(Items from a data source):
- - - - - - -
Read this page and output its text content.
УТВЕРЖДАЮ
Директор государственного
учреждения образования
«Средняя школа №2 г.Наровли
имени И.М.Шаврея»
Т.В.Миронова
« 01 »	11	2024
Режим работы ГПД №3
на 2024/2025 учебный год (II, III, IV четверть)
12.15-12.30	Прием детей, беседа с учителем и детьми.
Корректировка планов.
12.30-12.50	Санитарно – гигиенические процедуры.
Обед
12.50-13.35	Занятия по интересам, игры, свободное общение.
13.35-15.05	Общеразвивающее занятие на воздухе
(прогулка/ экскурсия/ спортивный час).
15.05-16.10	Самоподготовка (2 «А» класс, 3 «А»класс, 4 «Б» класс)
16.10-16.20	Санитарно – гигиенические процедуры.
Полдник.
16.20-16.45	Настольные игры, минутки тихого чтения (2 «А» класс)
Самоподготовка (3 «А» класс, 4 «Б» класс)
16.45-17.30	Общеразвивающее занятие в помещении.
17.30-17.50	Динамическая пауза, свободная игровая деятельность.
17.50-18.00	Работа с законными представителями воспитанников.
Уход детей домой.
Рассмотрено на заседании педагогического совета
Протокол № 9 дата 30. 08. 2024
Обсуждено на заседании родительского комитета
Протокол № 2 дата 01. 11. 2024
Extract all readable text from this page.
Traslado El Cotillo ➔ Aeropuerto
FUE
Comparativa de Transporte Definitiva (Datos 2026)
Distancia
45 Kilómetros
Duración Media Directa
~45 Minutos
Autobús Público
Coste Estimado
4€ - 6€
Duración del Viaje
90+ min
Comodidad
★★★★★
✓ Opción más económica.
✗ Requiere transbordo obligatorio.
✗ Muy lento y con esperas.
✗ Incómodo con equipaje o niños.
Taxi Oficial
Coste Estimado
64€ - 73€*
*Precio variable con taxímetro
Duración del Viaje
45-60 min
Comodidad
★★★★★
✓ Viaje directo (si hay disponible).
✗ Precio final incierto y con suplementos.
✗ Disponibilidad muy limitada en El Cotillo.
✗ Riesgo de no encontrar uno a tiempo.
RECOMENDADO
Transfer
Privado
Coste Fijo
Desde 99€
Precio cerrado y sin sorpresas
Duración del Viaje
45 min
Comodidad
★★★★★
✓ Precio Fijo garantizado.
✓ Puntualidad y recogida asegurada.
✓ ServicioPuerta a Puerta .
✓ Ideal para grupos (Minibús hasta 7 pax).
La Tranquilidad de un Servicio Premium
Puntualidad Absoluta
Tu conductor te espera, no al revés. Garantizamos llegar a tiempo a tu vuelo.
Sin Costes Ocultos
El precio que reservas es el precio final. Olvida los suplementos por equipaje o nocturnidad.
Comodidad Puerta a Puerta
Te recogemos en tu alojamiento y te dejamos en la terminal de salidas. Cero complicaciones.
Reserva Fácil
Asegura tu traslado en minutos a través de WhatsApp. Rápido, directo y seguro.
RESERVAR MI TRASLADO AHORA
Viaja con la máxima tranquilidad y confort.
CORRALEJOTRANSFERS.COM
- - - - - - -
(INSTRUCTION): Extract every record and return it verbatim.

(WORKED SOLUTION):
Read this page and output its text content.
УТВЕРЖДАЮ
Директор государственного
учреждения образования
«Средняя школа №2 г.Наровли
имени И.М.Шаврея»
Т.В.Миронова
« 01 »	11	2024
Режим работы ГПД №3
на 2024/2025 учебный год (II, III, IV четверть)
12.15-12.30	Прием детей, беседа с учителем и детьми.
Корректировка планов.
12.30-12.50	Санитарно – гигиенические процедуры.
Обед
12.50-13.35	Занятия по интересам, игры, свободное общение.
13.35-15.05	Общеразвивающее занятие на воздухе
(прогулка/ экскурсия/ спортивный час).
15.05-16.10	Самоподготовка (2 «А» класс, 3 «А»класс, 4 «Б» класс)
16.10-16.20	Санитарно – гигиенические процедуры.
Полдник.
16.20-16.45	Настольные игры, минутки тихого чтения (2 «А» класс)
Самоподготовка (3 «А» класс, 4 «Б» класс)
16.45-17.30	Общеразвивающее занятие в помещении.
17.30-17.50	Динамическая пауза, свободная игровая деятельность.
17.50-18.00	Работа с законными представителями воспитанников.
Уход детей домой.
Рассмотрено на заседании педагогического совета
Протокол № 9 дата 30. 08. 2024
Обсуждено на заседании родительского комитета
Протокол № 2 дата 01. 11. 2024
Extract all readable text from this page.
Traslado El Cotillo ➔ Aeropuerto
FUE
Comparativa de Transporte Definitiva (Datos 2026)
Distancia
45 Kilómetros
Duración Media Directa
~45 Minutos
Autobús Público
Coste Estimado
4€ - 6€
Duración del Viaje
90+ min
Comodidad
★★★★★
✓ Opción más económica.
✗ Requiere transbordo obligatorio.
✗ Muy lento y con esperas.
✗ Incómodo con equipaje o niños.
Taxi Oficial
Coste Estimado
64€ - 73€*
*Precio variable con taxímetro
Duración del Viaje
45-60 min
Comodidad
★★★★★
✓ Viaje directo (si hay disponible).
✗ Precio final incierto y con suplementos.
✗ Disponibilidad muy limitada en El Cotillo.
✗ Riesgo de no encontrar uno a tiempo.
RECOMENDADO
Transfer
Privado
Coste Fijo
Desde 99€
Precio cerrado y sin sorpresas
Duración del Viaje
45 min
Comodidad
★★★★★
✓ Precio Fijo garantizado.
✓ Puntualidad y recogida asegurada.
✓ ServicioPuerta a Puerta .
✓ Ideal para grupos (Minibús hasta 7 pax).
La Tranquilidad de un Servicio Premium
Puntualidad Absoluta
Tu conductor te espera, no al revés. Garantizamos llegar a tiempo a tu vuelo.
Sin Costes Ocultos
El precio que reservas es el precio final. Olvida los suplementos por equipaje o nocturnidad.
Comodidad Puerta a Puerta
Te recogemos en tu alojamiento y te dejamos en la terminal de salidas. Cero complicaciones.
Reserva Fácil
Asegura tu traslado en minutos a través de WhatsApp. Rápido, directo y seguro.
RESERVAR MI TRASLADO AHORA
Viaja con la máxima tranquilidad y confort.
CORRALEJOTRANSFERS.COM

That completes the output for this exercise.